» **Problem to work on**
Every entry should be repeated exactly. Omit the pictures.

» **Excerpt from a dataset**
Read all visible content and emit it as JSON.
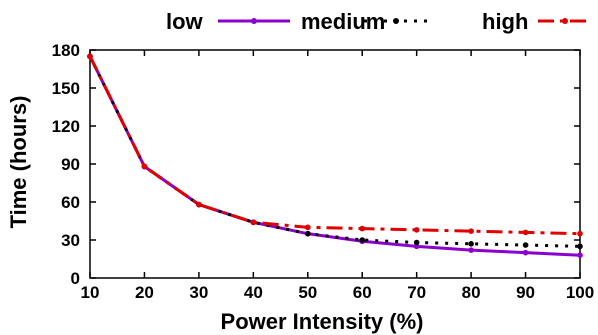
{
  "chart_data": {
    "type": "line",
    "xlabel": "Power Intensity (%)",
    "ylabel": "Time (hours)",
    "x": [
      10,
      20,
      30,
      40,
      50,
      60,
      70,
      80,
      90,
      100
    ],
    "xlim": [
      10,
      100
    ],
    "ylim": [
      0,
      180
    ],
    "xticks": [
      "10",
      "20",
      "30",
      "40",
      "50",
      "60",
      "70",
      "80",
      "90",
      "100"
    ],
    "yticks": [
      "0",
      "30",
      "60",
      "90",
      "120",
      "150",
      "180"
    ],
    "legend_position": "top",
    "grid": false,
    "series": [
      {
        "name": "low",
        "color": "#8b00cc",
        "style": "solid",
        "values": [
          175,
          88,
          58,
          44,
          35,
          29,
          25,
          22,
          20,
          18
        ]
      },
      {
        "name": "medium",
        "color": "#000000",
        "style": "dotted",
        "values": [
          175,
          88,
          58,
          44,
          35,
          30,
          28,
          27,
          26,
          25
        ]
      },
      {
        "name": "high",
        "color": "#e00000",
        "style": "dashdot",
        "values": [
          175,
          88,
          58,
          44,
          40,
          39,
          38,
          37,
          36,
          35
        ]
      }
    ]
  }
}
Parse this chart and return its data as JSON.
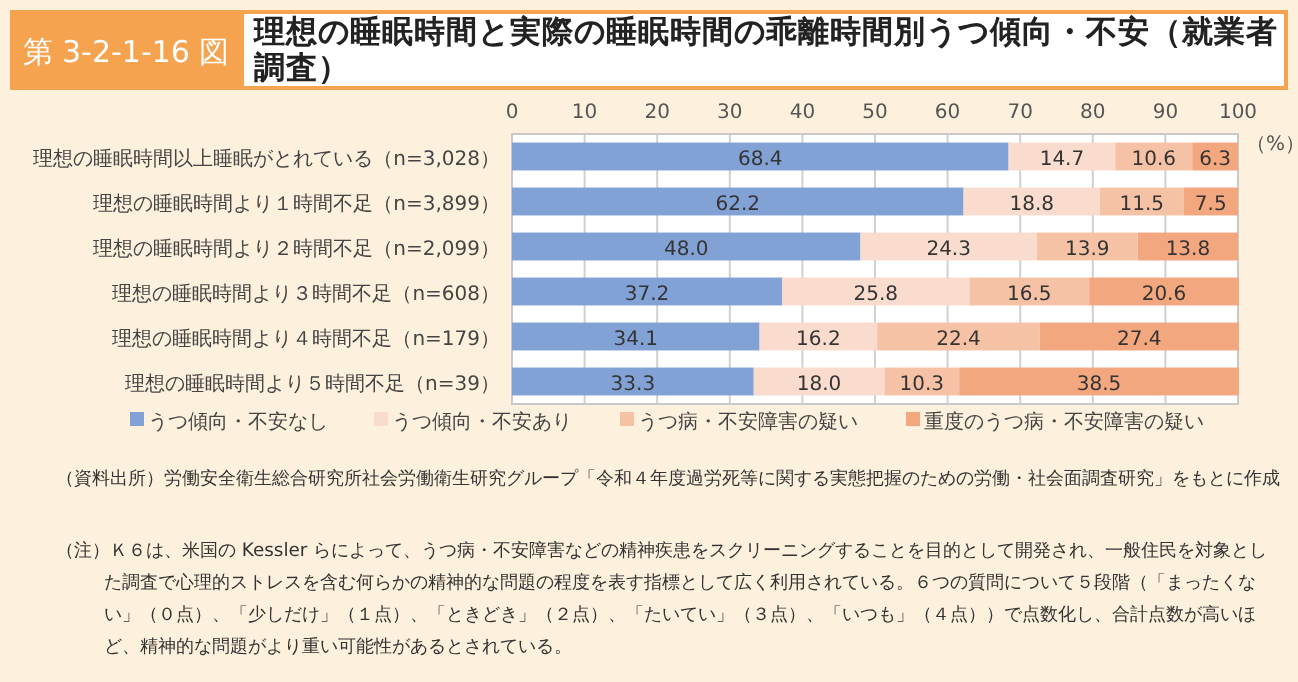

» **Final answer**
Read all visible content and emit it as JSON.
{
  "chart_data": {
    "type": "line",
    "xlabel": "Power Intensity (%)",
    "ylabel": "Time (hours)",
    "x": [
      10,
      20,
      30,
      40,
      50,
      60,
      70,
      80,
      90,
      100
    ],
    "xlim": [
      10,
      100
    ],
    "ylim": [
      0,
      180
    ],
    "xticks": [
      "10",
      "20",
      "30",
      "40",
      "50",
      "60",
      "70",
      "80",
      "90",
      "100"
    ],
    "yticks": [
      "0",
      "30",
      "60",
      "90",
      "120",
      "150",
      "180"
    ],
    "legend_position": "top",
    "grid": false,
    "series": [
      {
        "name": "low",
        "color": "#8b00cc",
        "style": "solid",
        "values": [
          175,
          88,
          58,
          44,
          35,
          29,
          25,
          22,
          20,
          18
        ]
      },
      {
        "name": "medium",
        "color": "#000000",
        "style": "dotted",
        "values": [
          175,
          88,
          58,
          44,
          35,
          30,
          28,
          27,
          26,
          25
        ]
      },
      {
        "name": "high",
        "color": "#e00000",
        "style": "dashdot",
        "values": [
          175,
          88,
          58,
          44,
          40,
          39,
          38,
          37,
          36,
          35
        ]
      }
    ]
  }
}
Parse this chart and return its data as JSON.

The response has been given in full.